*Task description*.
Please put the lines of the listing below, from its first line through the line containing "x-axis-ticks: abr/09 mar/10", into a JSON list of strings with one string per line and blank lines left out. Include only those lines.

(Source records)
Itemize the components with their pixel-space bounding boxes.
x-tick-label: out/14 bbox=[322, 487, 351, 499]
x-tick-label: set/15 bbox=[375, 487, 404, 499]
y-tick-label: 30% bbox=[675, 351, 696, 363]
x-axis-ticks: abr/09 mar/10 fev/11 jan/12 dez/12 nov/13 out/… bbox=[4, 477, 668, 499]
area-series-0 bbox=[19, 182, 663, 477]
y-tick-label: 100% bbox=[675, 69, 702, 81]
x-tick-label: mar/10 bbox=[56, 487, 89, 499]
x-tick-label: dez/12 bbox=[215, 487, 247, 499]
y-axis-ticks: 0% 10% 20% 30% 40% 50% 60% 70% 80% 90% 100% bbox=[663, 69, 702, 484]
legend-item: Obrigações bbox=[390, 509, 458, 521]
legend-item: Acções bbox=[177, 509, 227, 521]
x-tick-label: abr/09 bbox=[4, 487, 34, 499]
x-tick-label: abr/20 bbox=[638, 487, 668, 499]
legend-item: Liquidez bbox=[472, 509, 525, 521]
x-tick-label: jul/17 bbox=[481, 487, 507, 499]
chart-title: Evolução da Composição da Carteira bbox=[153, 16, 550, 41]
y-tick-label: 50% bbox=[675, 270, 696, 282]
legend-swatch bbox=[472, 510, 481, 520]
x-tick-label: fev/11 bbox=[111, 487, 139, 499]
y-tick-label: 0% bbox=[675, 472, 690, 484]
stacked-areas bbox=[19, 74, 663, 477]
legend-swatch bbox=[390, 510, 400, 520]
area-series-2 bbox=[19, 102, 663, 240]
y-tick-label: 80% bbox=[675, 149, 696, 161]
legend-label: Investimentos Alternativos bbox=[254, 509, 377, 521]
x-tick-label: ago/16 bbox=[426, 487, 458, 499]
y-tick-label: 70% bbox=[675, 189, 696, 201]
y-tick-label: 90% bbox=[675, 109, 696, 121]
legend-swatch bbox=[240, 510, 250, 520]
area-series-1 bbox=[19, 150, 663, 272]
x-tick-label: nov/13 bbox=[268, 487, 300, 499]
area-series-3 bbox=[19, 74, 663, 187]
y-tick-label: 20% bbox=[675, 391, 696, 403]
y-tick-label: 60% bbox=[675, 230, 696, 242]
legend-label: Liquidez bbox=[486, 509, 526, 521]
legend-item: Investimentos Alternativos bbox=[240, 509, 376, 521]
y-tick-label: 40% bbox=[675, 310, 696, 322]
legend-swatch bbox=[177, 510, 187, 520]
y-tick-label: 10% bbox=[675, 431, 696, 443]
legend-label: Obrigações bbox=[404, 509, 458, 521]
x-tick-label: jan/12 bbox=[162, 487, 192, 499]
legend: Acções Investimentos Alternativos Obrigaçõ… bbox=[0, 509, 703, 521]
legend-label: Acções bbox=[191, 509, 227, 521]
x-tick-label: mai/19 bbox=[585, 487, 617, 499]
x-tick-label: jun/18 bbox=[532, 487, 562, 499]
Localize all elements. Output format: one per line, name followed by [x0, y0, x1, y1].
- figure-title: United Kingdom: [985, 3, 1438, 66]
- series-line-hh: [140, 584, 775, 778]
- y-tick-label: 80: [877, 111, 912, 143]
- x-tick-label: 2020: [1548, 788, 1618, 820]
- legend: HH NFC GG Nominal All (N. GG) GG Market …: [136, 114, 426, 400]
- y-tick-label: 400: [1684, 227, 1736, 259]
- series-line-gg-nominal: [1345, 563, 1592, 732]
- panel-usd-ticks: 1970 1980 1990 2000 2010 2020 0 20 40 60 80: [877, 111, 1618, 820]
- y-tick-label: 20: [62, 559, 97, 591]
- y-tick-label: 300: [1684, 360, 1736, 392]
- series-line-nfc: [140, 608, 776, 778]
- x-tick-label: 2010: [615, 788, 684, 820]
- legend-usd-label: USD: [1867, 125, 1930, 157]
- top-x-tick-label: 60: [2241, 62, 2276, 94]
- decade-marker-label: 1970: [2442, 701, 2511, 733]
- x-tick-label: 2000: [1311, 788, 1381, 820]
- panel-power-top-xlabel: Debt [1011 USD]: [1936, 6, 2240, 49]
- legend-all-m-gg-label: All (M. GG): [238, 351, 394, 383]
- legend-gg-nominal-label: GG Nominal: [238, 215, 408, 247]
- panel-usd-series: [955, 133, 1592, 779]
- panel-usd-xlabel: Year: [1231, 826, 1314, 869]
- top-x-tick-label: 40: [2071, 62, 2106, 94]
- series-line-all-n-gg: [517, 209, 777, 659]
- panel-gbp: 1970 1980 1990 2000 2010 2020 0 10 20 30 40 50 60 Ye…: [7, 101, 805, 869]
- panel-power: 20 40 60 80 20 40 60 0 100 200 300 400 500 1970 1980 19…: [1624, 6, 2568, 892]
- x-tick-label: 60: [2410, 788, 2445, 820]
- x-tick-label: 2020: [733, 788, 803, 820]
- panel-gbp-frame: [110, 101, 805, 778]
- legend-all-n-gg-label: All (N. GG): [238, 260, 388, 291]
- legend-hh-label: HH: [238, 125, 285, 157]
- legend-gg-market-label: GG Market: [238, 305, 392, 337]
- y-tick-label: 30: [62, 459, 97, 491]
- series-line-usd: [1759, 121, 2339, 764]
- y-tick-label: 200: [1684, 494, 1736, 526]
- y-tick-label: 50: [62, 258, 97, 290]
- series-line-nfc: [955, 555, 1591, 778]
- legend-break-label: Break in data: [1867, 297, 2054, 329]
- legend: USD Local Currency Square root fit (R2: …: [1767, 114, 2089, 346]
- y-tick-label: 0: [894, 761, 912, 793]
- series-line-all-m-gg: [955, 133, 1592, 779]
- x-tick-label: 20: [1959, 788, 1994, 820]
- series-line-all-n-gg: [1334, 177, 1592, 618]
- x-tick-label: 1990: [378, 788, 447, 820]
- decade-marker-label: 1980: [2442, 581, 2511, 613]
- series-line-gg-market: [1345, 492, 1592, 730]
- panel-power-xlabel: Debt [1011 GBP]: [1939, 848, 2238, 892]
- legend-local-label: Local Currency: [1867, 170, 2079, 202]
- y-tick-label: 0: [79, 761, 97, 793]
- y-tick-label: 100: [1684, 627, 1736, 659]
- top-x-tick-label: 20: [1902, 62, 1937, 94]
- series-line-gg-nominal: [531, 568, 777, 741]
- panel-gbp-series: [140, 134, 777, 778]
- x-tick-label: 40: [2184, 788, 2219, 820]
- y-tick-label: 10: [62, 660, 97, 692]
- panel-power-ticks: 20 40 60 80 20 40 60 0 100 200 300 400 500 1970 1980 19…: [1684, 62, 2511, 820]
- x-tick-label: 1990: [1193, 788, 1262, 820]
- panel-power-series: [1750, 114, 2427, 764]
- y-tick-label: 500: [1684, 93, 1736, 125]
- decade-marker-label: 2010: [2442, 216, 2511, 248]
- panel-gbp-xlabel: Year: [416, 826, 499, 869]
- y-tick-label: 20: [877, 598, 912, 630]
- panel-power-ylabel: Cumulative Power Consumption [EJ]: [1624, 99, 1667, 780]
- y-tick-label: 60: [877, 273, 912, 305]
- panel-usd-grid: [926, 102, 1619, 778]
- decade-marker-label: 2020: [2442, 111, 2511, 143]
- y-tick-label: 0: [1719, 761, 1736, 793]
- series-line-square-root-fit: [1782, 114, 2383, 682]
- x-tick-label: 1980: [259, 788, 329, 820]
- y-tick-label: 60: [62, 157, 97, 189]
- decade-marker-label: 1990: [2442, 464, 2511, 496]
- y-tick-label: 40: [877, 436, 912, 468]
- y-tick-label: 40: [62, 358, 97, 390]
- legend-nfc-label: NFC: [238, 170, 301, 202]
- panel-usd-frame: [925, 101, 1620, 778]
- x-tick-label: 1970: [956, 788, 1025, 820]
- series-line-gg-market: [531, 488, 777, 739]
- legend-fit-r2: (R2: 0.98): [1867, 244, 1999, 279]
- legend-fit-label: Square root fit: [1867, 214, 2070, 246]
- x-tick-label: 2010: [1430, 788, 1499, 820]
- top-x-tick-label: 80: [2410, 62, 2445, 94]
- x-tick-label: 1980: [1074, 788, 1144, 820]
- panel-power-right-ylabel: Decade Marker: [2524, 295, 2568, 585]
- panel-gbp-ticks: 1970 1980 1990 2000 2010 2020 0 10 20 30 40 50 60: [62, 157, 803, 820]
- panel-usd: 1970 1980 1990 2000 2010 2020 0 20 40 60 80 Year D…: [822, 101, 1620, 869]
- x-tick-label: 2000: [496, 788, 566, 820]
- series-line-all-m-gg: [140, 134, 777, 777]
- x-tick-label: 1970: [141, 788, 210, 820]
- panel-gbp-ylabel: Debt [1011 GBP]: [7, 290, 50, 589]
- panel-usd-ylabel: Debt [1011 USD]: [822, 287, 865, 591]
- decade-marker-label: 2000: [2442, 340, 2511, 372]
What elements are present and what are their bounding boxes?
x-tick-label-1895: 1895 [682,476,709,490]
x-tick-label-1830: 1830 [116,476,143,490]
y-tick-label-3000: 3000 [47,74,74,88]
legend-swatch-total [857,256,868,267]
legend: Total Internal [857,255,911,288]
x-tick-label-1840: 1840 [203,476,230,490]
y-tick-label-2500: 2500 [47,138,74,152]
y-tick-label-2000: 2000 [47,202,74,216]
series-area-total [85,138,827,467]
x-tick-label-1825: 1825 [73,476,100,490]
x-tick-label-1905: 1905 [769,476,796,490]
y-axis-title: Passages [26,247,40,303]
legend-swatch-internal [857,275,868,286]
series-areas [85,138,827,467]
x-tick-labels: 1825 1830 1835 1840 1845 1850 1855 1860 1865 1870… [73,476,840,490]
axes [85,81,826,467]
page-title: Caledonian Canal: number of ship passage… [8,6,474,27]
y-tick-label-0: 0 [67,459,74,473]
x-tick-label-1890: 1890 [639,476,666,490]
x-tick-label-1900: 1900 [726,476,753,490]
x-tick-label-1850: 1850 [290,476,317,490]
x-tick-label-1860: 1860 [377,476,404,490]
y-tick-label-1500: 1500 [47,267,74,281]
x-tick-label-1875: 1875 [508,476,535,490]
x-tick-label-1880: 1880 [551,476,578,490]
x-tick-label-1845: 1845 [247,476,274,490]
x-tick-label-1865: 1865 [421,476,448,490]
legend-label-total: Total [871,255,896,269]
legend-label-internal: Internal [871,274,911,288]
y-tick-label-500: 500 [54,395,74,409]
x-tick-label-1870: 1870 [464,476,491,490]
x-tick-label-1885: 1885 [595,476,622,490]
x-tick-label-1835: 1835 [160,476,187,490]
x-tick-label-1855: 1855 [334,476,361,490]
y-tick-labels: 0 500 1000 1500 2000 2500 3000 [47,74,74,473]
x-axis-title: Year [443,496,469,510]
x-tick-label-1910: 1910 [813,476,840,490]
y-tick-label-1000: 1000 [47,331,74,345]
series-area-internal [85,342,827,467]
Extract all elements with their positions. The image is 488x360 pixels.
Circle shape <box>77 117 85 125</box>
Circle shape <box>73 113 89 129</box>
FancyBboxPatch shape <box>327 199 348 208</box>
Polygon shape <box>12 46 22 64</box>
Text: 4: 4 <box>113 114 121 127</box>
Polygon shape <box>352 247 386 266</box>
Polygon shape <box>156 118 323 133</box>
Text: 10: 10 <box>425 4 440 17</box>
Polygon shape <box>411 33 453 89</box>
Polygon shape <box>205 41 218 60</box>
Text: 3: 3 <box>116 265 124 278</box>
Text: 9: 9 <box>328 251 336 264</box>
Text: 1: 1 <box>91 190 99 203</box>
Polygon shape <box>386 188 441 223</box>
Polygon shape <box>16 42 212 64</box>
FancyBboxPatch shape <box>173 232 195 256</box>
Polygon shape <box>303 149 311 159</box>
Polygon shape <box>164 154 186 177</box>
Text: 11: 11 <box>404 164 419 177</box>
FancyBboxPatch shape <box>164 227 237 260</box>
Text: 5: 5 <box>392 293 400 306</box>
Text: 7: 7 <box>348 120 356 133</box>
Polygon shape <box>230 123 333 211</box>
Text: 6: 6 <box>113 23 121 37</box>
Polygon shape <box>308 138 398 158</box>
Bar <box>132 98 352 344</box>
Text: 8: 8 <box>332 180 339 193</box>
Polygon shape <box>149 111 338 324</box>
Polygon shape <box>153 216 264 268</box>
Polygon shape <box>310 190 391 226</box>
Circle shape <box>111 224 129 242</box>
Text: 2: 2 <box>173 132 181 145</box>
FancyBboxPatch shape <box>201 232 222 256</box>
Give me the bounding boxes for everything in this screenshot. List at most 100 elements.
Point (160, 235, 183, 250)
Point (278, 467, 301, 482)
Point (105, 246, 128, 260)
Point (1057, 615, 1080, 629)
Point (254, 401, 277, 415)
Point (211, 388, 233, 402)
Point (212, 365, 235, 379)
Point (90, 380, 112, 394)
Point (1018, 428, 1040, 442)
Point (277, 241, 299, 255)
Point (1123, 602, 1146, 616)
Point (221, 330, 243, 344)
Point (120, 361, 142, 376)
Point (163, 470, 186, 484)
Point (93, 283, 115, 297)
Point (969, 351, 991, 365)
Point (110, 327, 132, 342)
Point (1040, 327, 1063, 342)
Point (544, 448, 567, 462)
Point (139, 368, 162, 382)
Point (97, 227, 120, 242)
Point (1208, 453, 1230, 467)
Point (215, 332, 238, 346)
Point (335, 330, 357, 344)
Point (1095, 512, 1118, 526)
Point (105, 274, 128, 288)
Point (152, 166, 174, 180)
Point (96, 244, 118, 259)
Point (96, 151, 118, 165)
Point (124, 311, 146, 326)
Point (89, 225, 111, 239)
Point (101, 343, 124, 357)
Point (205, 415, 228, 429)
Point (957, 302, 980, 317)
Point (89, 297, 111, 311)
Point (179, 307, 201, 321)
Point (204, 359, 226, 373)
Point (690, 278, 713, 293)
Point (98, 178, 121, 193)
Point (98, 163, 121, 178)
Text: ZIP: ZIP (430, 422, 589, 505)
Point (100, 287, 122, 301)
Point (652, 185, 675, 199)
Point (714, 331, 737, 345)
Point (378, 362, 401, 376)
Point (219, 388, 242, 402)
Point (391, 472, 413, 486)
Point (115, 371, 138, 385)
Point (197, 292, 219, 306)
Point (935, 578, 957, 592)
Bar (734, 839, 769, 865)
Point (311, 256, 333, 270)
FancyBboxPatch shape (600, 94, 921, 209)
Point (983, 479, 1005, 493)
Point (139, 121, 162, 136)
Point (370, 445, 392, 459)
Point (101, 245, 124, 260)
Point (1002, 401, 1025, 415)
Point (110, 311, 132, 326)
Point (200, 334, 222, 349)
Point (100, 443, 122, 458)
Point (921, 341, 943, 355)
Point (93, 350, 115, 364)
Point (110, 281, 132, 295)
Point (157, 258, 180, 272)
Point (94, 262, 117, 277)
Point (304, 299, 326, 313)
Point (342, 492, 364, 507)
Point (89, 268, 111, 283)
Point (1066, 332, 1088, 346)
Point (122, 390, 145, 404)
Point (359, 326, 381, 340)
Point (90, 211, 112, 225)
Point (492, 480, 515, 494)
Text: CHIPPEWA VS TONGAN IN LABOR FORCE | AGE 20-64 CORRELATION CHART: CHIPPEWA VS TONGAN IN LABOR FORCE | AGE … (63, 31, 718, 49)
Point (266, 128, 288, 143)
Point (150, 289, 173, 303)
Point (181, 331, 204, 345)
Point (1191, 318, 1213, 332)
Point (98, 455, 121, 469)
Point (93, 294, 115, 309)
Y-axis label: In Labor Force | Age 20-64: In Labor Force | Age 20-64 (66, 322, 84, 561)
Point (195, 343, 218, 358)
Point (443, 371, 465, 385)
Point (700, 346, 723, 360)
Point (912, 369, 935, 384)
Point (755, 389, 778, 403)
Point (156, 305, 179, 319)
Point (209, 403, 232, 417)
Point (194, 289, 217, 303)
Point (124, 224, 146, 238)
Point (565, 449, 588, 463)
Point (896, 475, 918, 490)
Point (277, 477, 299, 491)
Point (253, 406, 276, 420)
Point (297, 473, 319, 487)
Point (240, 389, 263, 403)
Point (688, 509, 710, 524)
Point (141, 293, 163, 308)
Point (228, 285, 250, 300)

*Written reply*.
[
  "Itemize the components with their pixel-space bounding boxes.",
  "x-tick-label: out/14 bbox=[322, 487, 351, 499]",
  "x-tick-label: set/15 bbox=[375, 487, 404, 499]",
  "y-tick-label: 30% bbox=[675, 351, 696, 363]",
  "x-axis-ticks: abr/09 mar/10 fev/11 jan/12 dez/12 nov/13 out/… bbox=[4, 477, 668, 499]"
]